+++ The input

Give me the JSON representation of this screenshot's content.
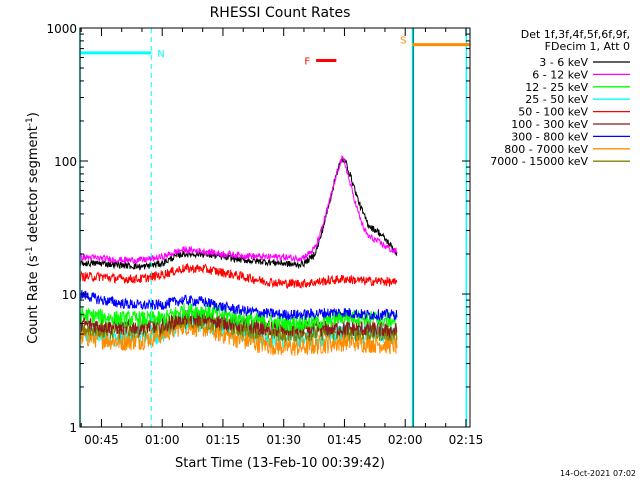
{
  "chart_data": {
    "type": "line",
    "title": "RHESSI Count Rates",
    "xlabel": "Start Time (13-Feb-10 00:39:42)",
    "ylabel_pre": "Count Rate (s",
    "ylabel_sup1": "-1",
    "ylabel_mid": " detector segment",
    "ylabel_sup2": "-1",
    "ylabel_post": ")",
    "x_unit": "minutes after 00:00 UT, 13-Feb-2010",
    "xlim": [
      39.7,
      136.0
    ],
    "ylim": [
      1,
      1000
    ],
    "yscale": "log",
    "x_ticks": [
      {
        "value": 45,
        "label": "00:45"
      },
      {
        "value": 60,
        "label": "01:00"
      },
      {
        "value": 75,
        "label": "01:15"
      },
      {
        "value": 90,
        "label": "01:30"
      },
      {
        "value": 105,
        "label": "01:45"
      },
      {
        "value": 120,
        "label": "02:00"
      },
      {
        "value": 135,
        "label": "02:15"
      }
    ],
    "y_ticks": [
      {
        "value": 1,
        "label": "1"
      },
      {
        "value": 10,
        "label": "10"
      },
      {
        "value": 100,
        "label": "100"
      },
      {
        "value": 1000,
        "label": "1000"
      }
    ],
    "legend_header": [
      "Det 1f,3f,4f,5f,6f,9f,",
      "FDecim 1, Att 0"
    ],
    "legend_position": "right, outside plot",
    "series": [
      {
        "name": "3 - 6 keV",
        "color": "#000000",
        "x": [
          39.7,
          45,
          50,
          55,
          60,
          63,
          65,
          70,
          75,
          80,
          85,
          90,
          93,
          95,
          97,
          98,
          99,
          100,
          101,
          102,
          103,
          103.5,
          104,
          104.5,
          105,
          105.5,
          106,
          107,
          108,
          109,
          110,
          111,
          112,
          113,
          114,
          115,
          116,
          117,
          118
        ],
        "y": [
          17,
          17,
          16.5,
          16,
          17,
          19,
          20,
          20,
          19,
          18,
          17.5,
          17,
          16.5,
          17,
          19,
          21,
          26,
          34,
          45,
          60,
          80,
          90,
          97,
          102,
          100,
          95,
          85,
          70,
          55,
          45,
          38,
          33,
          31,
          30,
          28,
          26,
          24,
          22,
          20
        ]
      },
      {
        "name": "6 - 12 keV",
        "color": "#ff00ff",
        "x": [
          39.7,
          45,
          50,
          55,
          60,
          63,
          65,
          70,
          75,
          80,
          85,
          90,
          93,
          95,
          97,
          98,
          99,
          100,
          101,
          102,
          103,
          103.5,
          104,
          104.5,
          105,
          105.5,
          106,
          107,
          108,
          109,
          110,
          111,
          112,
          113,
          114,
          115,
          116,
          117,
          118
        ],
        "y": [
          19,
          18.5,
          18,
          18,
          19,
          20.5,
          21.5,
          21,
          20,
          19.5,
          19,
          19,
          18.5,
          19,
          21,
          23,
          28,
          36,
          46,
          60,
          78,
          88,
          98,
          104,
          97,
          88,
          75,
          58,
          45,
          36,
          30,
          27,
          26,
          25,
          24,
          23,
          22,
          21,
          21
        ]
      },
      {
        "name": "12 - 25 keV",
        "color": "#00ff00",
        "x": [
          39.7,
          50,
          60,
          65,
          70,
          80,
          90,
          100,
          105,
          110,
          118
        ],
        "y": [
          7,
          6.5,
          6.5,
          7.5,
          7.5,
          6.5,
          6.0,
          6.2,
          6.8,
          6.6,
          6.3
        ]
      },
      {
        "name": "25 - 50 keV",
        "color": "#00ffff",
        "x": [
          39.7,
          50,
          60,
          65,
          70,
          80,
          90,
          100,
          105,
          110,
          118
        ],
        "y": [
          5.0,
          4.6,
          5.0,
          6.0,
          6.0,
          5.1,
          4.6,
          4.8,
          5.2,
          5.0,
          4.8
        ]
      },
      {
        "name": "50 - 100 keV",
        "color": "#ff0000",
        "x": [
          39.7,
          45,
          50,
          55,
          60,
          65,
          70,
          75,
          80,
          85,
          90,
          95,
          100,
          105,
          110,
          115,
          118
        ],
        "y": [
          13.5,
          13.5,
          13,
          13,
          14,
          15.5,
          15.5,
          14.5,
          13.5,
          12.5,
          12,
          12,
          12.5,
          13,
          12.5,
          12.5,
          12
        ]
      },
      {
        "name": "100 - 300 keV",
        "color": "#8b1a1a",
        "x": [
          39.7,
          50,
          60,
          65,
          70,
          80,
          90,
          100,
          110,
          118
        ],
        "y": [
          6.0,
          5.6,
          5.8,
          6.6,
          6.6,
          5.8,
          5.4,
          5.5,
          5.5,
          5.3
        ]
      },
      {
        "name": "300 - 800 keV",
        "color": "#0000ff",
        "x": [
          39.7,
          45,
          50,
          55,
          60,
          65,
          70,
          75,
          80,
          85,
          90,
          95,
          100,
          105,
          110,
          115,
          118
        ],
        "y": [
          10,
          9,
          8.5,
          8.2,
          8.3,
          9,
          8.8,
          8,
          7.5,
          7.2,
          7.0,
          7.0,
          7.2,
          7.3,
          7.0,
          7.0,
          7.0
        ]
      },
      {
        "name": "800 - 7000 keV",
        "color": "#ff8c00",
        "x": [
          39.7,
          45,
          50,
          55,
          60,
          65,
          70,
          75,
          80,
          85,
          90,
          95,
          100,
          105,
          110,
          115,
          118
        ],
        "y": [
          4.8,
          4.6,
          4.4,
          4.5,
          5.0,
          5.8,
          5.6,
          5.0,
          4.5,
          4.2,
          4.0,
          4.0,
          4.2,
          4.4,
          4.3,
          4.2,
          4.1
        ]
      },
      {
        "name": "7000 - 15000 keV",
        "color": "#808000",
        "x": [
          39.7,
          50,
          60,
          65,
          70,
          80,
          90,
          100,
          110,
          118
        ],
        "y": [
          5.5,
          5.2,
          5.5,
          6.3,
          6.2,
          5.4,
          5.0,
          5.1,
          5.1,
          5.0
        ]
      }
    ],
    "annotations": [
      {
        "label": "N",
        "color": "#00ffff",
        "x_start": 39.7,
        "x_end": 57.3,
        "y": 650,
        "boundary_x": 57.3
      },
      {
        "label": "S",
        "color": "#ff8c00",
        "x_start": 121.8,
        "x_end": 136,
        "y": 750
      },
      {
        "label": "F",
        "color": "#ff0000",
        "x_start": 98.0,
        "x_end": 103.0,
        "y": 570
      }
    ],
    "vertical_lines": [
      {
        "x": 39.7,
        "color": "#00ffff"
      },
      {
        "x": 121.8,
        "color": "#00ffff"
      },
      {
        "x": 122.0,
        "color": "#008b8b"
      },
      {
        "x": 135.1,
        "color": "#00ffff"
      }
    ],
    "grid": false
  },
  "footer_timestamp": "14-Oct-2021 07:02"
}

++++++
+++ The input

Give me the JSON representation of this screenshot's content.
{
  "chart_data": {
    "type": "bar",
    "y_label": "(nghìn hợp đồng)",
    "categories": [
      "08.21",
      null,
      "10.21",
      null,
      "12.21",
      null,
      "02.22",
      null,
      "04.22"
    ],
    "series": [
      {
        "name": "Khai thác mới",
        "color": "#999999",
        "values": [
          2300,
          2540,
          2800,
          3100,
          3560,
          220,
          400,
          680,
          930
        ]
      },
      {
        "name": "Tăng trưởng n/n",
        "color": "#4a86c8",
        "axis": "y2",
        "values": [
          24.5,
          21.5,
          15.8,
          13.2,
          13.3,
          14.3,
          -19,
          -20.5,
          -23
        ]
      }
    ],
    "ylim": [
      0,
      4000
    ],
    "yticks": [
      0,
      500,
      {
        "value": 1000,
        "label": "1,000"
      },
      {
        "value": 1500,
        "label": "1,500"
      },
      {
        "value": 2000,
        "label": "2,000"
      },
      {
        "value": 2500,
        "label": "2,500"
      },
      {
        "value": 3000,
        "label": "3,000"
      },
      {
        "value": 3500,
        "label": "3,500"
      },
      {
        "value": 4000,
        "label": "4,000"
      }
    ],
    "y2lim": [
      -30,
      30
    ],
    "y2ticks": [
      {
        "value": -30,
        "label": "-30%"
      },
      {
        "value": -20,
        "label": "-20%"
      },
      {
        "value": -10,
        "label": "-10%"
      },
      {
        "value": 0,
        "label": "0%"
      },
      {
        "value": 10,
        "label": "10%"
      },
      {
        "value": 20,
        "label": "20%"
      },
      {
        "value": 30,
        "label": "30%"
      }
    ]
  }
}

++++++

__Exercise instructions__: Return every line from the records above that holds the word "name".

__Reply to the exercise__:
        "name": "3 - 6 keV",
        "name": "6 - 12 keV",
        "name": "12 - 25 keV",
        "name": "25 - 50 keV",
        "name": "50 - 100 keV",
        "name": "100 - 300 keV",
        "name": "300 - 800 keV",
        "name": "800 - 7000 keV",
        "name": "7000 - 15000 keV",
        "name": "Khai thác mới",
        "name": "Tăng trưởng n/n",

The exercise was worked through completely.